>> START EXERCISE INPUT

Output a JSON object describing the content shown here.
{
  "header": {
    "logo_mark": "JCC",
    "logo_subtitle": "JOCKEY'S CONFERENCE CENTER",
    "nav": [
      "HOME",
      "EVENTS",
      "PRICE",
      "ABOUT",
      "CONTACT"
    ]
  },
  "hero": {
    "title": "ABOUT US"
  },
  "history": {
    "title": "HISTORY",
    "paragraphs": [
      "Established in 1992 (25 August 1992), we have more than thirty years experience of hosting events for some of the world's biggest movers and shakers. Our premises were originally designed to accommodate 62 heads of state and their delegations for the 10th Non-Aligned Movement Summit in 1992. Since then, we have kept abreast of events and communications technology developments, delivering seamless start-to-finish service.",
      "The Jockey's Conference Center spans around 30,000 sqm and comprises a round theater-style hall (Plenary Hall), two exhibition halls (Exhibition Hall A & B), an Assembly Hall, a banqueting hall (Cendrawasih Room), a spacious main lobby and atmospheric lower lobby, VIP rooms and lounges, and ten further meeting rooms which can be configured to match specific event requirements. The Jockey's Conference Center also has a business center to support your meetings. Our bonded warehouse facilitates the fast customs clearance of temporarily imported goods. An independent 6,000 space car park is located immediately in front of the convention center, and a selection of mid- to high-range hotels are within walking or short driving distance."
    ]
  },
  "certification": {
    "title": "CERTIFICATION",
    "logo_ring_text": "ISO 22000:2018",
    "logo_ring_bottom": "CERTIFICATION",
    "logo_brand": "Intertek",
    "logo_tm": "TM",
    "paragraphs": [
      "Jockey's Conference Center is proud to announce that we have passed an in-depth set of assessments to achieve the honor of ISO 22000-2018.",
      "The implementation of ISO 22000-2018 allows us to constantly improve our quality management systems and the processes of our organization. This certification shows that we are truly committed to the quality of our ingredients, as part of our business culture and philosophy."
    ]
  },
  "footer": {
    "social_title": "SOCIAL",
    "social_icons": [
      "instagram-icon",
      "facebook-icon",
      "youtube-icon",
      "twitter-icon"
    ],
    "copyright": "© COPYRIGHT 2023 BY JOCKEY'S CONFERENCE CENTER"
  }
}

>> END EXERCISE INPUT

• INSTRUCTION: Extract each record, keeping it identical to the original.

• WORKED SOLUTION:
Output a JSON object describing the content shown here.
{
  "header": {
    "logo_mark": "JCC",
    "logo_subtitle": "JOCKEY'S CONFERENCE CENTER",
    "nav": [
      "HOME",
      "EVENTS",
      "PRICE",
      "ABOUT",
      "CONTACT"
    ]
  },
  "hero": {
    "title": "ABOUT US"
  },
  "history": {
    "title": "HISTORY",
    "paragraphs": [
      "Established in 1992 (25 August 1992), we have more than thirty years experience of hosting events for some of the world's biggest movers and shakers. Our premises were originally designed to accommodate 62 heads of state and their delegations for the 10th Non-Aligned Movement Summit in 1992. Since then, we have kept abreast of events and communications technology developments, delivering seamless start-to-finish service.",
      "The Jockey's Conference Center spans around 30,000 sqm and comprises a round theater-style hall (Plenary Hall), two exhibition halls (Exhibition Hall A & B), an Assembly Hall, a banqueting hall (Cendrawasih Room), a spacious main lobby and atmospheric lower lobby, VIP rooms and lounges, and ten further meeting rooms which can be configured to match specific event requirements. The Jockey's Conference Center also has a business center to support your meetings. Our bonded warehouse facilitates the fast customs clearance of temporarily imported goods. An independent 6,000 space car park is located immediately in front of the convention center, and a selection of mid- to high-range hotels are within walking or short driving distance."
    ]
  },
  "certification": {
    "title": "CERTIFICATION",
    "logo_ring_text": "ISO 22000:2018",
    "logo_ring_bottom": "CERTIFICATION",
    "logo_brand": "Intertek",
    "logo_tm": "TM",
    "paragraphs": [
      "Jockey's Conference Center is proud to announce that we have passed an in-depth set of assessments to achieve the honor of ISO 22000-2018.",
      "The implementation of ISO 22000-2018 allows us to constantly improve our quality management systems and the processes of our organization. This certification shows that we are truly committed to the quality of our ingredients, as part of our business culture and philosophy."
    ]
  },
  "footer": {
    "social_title": "SOCIAL",
    "social_icons": [
      "instagram-icon",
      "facebook-icon",
      "youtube-icon",
      "twitter-icon"
    ],
    "copyright": "© COPYRIGHT 2023 BY JOCKEY'S CONFERENCE CENTER"
  }
}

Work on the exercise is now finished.